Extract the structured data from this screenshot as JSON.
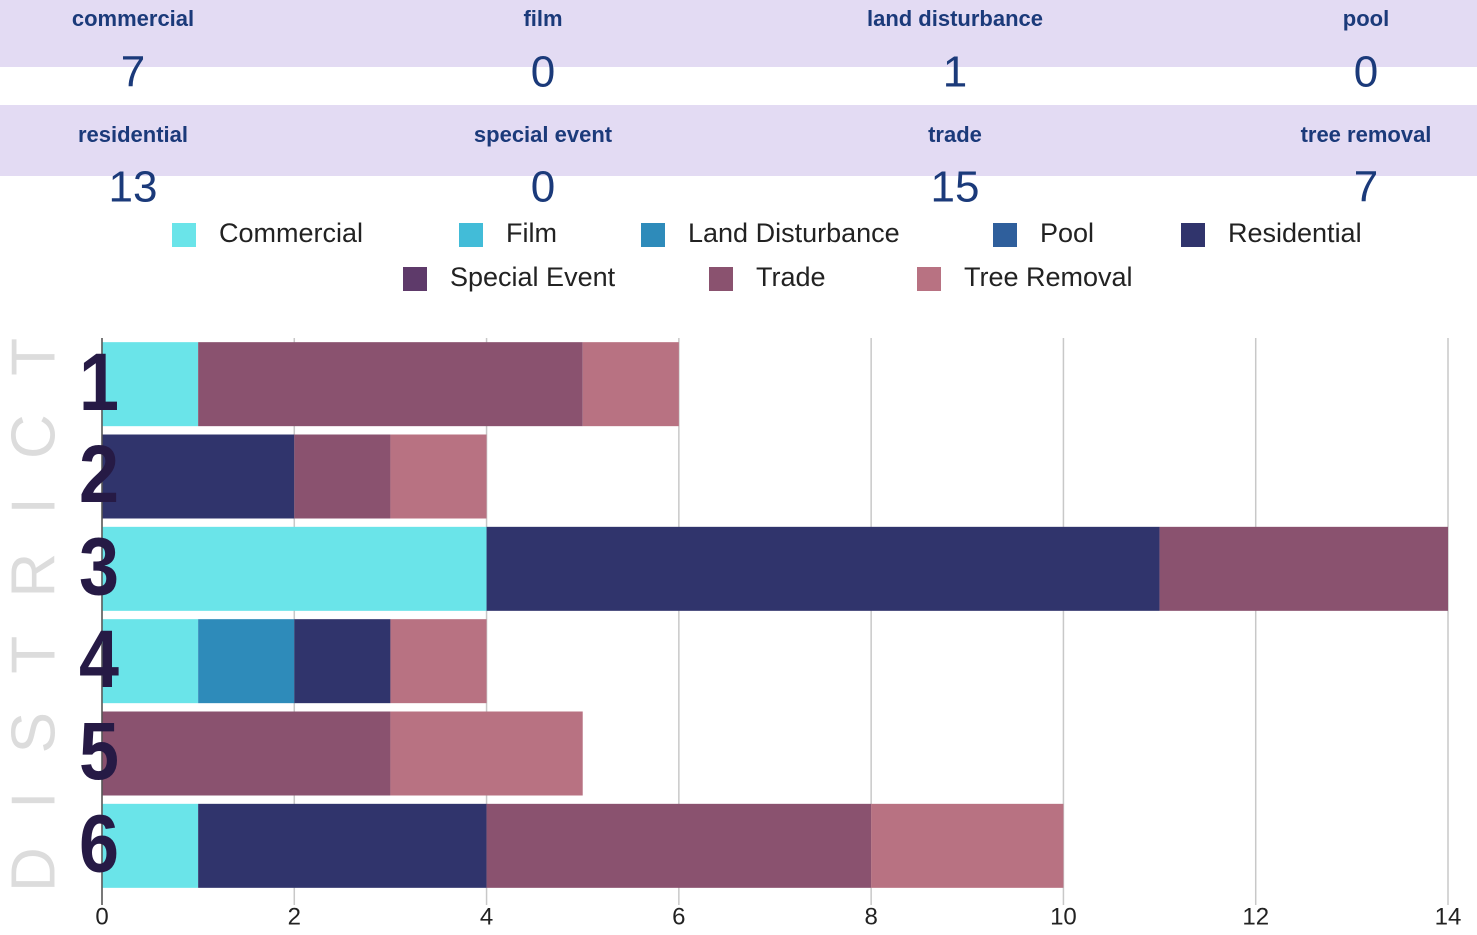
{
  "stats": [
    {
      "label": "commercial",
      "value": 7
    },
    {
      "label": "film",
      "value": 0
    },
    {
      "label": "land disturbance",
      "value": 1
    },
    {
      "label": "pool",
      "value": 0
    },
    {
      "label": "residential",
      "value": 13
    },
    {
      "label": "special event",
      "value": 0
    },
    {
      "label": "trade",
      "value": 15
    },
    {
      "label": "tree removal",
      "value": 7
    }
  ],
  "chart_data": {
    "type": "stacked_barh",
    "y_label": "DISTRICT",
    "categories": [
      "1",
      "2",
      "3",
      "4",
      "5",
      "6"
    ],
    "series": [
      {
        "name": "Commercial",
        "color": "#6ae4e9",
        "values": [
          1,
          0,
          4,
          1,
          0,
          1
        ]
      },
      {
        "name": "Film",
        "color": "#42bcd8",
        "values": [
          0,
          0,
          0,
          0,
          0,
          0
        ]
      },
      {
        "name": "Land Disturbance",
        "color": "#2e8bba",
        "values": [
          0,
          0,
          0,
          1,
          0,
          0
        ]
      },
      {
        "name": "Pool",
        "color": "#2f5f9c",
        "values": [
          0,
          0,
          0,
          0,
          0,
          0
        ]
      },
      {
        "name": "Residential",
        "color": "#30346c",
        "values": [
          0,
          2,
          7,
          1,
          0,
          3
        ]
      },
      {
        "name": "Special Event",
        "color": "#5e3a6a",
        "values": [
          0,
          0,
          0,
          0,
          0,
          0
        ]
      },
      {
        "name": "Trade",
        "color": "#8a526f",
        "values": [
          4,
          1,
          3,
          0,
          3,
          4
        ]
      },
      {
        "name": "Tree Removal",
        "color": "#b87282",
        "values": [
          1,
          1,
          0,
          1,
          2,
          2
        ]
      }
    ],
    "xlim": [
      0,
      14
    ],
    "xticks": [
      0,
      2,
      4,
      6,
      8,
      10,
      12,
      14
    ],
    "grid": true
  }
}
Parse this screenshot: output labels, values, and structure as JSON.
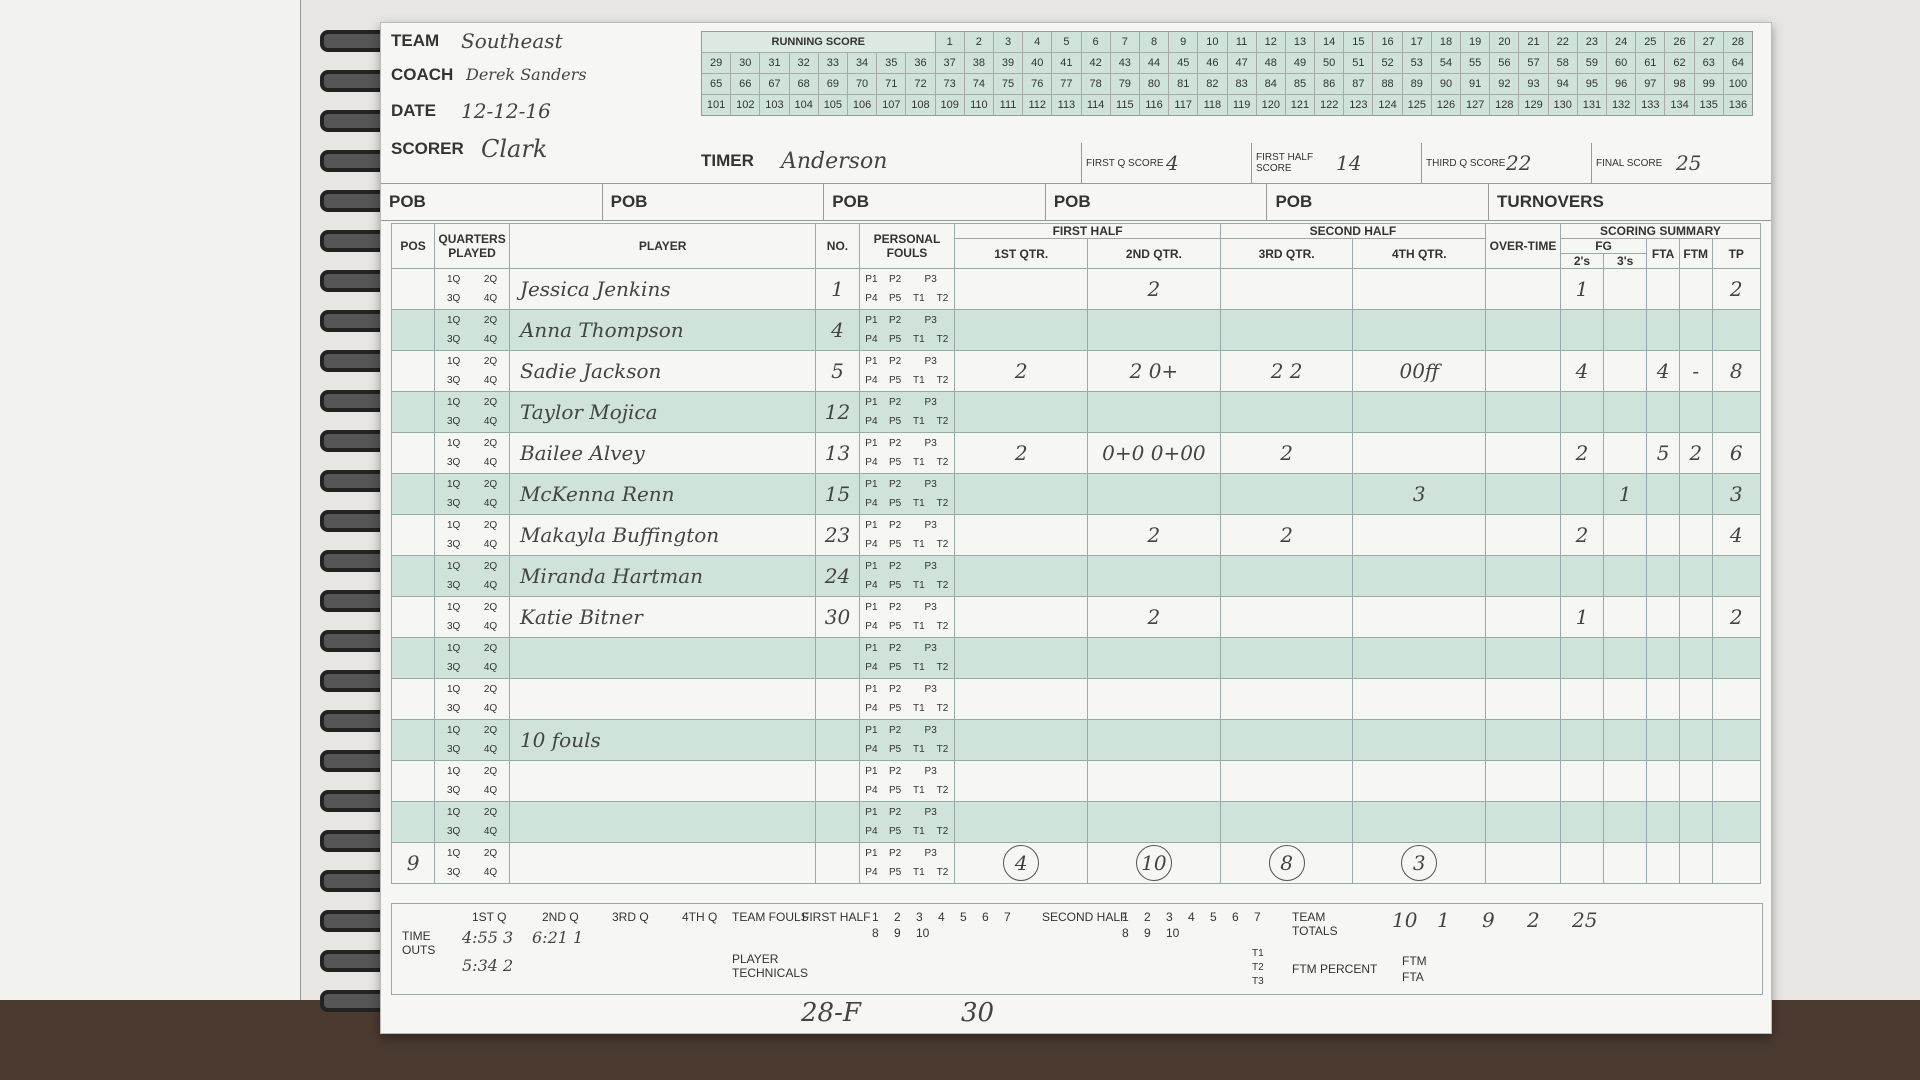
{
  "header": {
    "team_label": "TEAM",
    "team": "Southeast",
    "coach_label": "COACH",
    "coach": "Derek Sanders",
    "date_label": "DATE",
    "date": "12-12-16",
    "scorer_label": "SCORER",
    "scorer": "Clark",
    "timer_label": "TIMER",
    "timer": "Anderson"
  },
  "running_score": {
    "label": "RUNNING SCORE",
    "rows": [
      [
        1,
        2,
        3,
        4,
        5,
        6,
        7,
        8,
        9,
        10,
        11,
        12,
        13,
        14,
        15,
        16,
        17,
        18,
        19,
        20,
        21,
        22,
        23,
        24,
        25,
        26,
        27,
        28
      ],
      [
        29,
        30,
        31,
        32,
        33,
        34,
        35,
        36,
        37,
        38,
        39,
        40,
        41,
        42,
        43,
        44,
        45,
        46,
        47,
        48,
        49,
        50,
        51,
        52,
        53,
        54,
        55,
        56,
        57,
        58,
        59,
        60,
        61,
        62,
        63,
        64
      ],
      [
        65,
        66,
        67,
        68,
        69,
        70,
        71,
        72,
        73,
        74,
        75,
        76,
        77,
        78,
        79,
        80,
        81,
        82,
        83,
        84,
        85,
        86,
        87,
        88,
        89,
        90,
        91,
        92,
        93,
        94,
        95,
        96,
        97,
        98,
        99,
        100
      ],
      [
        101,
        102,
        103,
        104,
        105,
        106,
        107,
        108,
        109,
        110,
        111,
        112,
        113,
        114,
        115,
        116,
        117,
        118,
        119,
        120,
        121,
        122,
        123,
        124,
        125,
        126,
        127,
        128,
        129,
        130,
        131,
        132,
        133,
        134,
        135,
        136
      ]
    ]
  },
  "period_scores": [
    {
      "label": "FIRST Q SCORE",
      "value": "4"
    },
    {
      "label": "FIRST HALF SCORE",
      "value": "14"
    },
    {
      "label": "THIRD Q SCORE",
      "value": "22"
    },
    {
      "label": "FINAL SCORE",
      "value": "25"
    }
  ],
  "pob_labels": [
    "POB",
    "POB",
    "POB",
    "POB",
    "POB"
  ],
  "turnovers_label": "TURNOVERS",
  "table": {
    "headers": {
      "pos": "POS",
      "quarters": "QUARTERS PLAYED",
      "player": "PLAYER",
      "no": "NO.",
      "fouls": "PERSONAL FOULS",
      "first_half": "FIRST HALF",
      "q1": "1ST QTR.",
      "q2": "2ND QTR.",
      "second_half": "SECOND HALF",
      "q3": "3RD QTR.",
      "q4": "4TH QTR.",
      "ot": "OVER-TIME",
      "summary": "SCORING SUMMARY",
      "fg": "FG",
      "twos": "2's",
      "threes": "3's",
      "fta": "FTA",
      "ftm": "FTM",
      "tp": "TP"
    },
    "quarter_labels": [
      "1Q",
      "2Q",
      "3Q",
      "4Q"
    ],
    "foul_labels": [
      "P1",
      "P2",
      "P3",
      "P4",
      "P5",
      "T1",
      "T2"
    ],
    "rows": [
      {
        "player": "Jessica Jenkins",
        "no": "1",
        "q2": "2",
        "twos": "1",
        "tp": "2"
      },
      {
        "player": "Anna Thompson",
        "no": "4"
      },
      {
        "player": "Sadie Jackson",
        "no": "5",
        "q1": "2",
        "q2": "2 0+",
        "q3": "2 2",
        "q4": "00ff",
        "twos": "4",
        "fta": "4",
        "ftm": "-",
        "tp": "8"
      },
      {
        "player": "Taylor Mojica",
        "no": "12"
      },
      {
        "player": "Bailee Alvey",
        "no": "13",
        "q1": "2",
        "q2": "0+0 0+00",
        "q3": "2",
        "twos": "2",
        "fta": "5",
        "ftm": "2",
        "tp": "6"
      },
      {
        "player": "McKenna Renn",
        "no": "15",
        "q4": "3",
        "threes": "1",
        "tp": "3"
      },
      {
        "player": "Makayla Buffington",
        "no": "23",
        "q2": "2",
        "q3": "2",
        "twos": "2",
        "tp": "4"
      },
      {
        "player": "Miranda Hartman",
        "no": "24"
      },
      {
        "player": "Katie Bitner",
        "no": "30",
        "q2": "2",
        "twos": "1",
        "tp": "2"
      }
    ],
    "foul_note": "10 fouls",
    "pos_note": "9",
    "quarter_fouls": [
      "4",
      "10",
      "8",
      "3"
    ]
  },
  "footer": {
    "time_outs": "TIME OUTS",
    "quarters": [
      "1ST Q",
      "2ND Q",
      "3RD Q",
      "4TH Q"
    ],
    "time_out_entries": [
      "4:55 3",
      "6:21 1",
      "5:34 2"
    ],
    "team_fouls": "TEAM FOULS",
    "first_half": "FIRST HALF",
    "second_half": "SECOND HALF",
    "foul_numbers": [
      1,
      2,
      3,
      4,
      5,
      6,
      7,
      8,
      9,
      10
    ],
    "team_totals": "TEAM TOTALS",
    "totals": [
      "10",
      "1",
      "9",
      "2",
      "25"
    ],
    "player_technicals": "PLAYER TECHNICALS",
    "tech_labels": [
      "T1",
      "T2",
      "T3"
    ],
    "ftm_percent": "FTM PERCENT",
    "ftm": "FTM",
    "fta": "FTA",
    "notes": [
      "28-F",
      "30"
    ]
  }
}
───
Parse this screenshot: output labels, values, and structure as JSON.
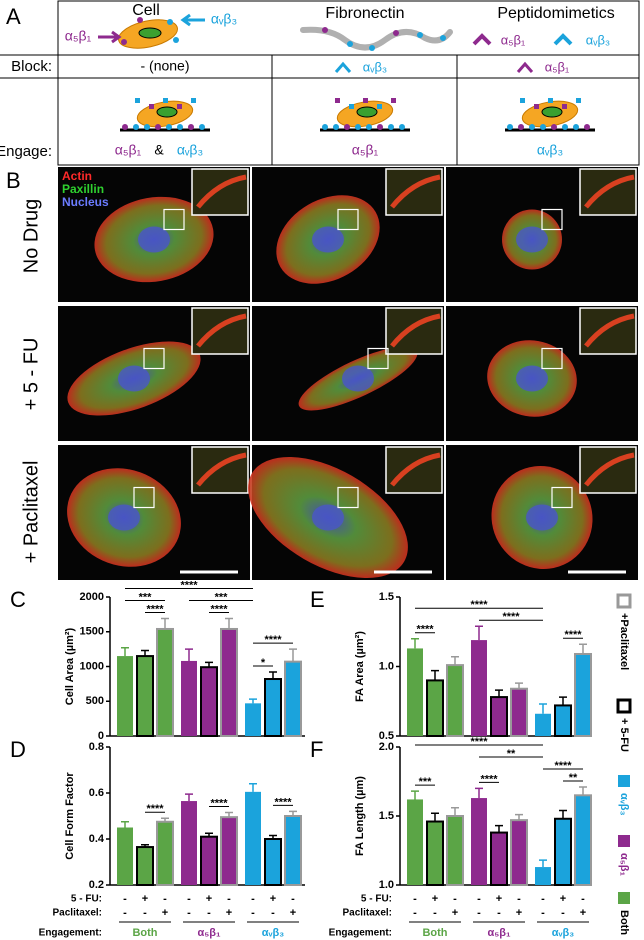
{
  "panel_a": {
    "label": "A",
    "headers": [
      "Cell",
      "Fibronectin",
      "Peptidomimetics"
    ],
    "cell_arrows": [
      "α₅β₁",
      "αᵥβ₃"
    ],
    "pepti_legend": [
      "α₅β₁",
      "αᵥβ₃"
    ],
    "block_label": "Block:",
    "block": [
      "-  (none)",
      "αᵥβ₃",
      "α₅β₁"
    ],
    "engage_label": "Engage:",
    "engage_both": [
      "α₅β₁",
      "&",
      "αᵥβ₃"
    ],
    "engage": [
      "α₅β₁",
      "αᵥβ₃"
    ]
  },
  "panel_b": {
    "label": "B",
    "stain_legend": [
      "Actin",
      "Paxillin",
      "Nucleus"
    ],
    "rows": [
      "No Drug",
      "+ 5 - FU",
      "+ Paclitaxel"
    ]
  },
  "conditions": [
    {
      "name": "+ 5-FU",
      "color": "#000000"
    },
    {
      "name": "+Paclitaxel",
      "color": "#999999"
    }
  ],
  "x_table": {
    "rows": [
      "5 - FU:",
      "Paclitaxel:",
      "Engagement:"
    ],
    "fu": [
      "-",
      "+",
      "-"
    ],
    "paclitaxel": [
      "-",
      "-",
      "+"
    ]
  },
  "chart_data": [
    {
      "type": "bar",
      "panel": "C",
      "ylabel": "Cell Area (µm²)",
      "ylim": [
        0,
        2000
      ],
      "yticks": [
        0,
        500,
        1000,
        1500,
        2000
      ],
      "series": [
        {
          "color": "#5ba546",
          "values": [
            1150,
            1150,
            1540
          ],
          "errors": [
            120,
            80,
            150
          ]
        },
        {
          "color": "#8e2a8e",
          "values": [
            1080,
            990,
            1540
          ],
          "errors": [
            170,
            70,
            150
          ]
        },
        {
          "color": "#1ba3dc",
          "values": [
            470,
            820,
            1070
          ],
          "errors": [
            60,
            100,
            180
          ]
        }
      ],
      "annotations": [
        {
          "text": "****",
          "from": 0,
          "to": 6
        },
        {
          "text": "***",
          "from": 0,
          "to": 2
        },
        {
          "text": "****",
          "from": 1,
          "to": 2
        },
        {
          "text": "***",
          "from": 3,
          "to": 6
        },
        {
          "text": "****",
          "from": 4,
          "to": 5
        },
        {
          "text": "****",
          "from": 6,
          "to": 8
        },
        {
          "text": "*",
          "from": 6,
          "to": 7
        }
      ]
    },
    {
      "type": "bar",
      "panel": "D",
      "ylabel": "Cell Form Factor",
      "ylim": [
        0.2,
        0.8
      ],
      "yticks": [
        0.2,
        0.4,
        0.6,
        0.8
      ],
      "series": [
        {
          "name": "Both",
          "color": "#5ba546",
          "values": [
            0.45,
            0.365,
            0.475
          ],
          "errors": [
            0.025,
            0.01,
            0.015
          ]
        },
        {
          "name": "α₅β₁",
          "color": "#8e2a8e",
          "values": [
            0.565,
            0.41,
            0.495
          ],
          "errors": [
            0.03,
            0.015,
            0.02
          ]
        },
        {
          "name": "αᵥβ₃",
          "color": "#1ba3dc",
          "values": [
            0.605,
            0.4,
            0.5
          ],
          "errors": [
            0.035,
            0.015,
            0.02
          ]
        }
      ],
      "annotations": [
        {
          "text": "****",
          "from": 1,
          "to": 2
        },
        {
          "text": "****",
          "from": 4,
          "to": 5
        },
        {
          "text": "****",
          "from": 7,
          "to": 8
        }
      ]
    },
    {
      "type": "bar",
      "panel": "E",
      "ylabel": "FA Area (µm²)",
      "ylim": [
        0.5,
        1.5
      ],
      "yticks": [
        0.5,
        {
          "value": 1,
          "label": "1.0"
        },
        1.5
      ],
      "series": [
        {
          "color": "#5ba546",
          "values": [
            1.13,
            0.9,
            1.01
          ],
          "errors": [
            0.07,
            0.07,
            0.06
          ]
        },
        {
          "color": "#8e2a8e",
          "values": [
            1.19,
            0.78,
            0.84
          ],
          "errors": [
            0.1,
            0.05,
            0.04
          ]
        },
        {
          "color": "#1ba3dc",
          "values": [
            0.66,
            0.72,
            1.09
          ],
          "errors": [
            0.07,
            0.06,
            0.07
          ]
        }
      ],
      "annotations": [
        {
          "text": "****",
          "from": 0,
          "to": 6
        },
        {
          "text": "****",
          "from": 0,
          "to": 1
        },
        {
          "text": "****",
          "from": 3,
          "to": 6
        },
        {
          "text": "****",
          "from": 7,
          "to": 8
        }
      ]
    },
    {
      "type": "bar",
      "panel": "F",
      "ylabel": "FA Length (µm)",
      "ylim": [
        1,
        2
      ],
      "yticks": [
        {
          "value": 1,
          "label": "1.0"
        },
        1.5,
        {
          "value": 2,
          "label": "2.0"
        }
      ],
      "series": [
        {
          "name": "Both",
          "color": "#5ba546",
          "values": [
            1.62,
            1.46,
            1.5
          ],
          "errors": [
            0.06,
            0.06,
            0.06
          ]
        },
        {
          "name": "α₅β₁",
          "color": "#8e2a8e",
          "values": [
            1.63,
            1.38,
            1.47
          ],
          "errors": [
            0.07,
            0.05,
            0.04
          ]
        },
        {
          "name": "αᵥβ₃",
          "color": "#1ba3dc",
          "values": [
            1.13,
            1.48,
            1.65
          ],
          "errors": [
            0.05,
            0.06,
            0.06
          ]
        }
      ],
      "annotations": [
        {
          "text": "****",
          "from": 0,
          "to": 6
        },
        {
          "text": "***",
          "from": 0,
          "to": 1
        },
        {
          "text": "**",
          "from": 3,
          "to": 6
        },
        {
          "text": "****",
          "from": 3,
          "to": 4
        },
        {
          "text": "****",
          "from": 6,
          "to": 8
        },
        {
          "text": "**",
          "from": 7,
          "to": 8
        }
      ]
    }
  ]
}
───
- STATED PROBLEM -
List all lines from the entries that include the word "ylabel".

- OUTPUT FOR THIS TASK -
      "ylabel": "Cell Area (µm²)",
      "ylabel": "Cell Form Factor",
      "ylabel": "FA Area (µm²)",
      "ylabel": "FA Length (µm)",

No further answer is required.